▽

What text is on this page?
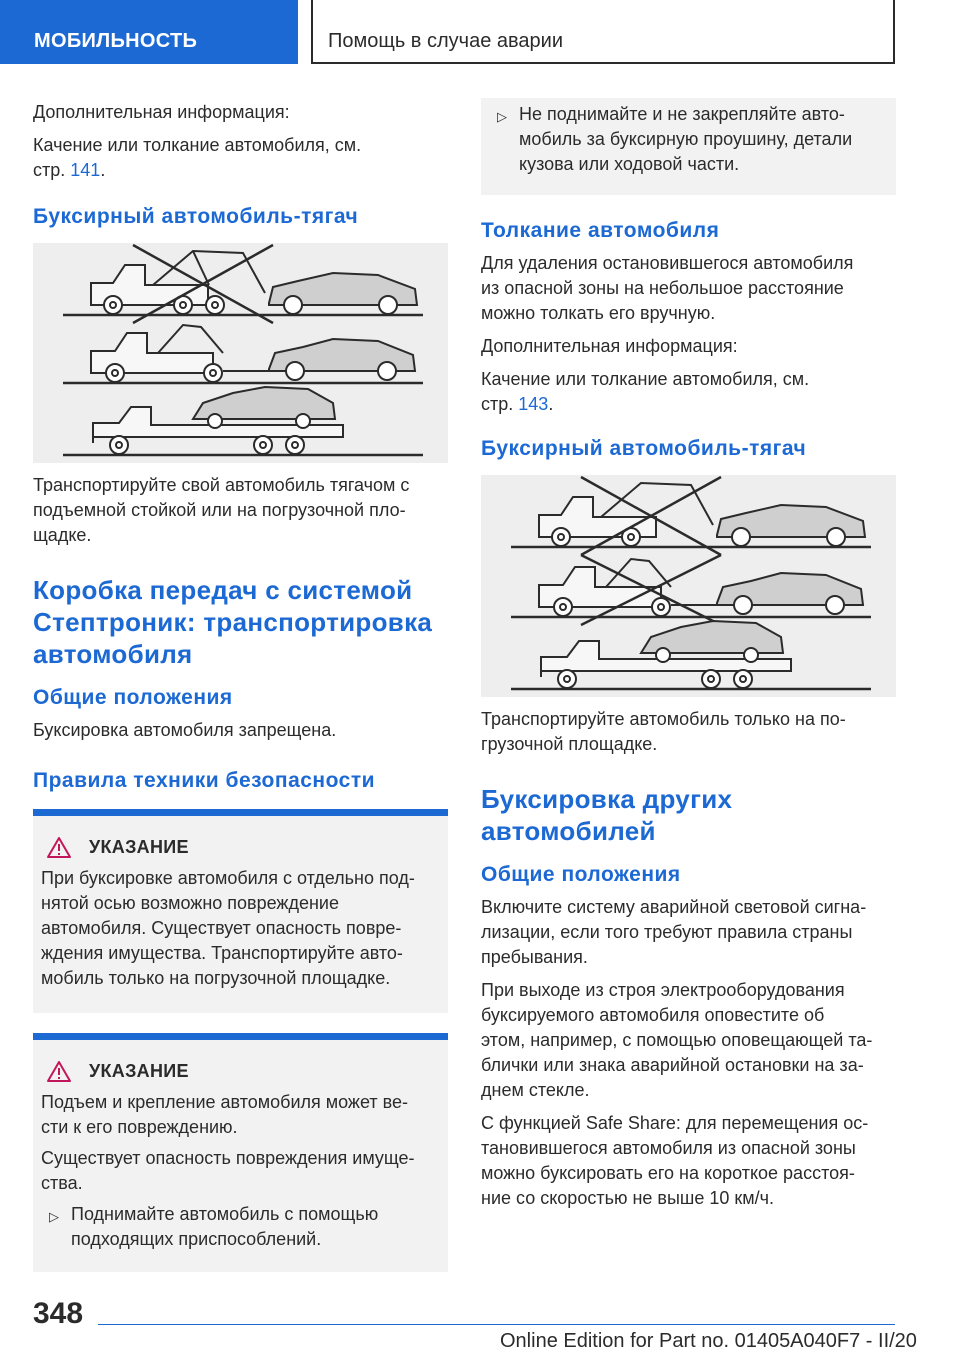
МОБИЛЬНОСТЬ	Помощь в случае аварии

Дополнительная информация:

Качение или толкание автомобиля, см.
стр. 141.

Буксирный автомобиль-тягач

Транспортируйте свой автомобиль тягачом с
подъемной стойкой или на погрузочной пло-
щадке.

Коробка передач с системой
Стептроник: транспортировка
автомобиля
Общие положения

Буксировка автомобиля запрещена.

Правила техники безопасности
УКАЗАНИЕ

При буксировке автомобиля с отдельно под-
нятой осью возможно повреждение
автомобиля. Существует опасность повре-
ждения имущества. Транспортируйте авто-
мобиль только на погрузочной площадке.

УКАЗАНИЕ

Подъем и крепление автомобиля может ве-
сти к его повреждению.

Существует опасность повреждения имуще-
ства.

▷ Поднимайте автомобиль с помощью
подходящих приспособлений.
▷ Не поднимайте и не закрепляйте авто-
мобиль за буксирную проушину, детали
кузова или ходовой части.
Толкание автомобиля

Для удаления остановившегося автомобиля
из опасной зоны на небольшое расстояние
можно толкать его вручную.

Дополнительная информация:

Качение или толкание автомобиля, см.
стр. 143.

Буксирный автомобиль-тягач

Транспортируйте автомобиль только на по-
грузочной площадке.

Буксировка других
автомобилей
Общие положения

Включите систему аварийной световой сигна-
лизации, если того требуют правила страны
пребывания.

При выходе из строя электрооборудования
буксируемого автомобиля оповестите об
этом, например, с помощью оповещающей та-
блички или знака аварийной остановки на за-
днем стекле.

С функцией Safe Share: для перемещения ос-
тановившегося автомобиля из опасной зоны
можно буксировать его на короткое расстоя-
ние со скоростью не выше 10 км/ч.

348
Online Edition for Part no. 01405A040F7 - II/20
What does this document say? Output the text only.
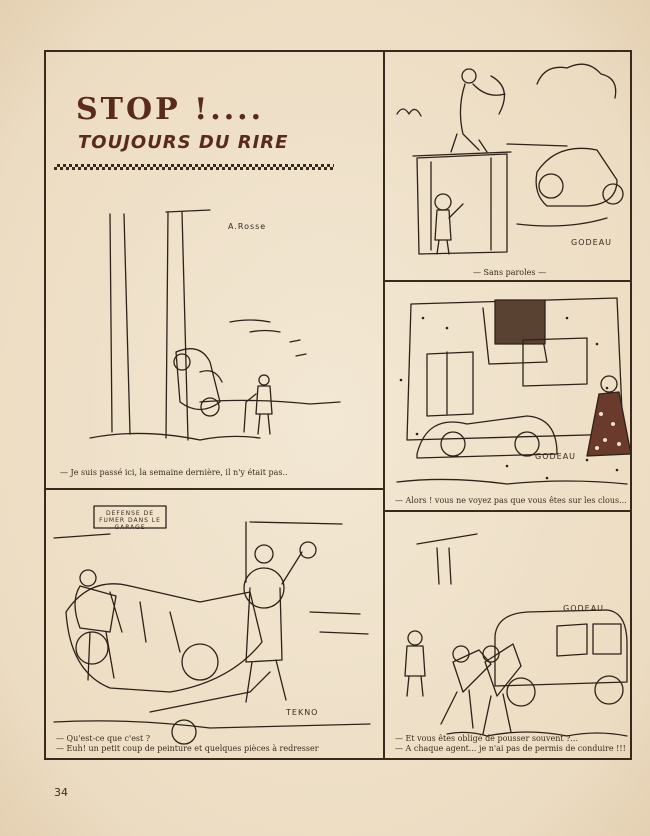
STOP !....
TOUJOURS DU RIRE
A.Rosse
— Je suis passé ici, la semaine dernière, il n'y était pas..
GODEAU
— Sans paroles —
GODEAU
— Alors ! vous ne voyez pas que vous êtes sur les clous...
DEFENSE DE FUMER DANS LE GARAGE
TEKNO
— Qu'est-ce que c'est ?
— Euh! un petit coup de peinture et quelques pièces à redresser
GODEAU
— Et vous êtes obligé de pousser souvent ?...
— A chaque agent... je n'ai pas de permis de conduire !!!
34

△

• **Given task**
Which lines of the material contain the string "площадке"? List each of them.

• **Task answer**
мобиль только на погрузочной площадке.
грузочной площадке.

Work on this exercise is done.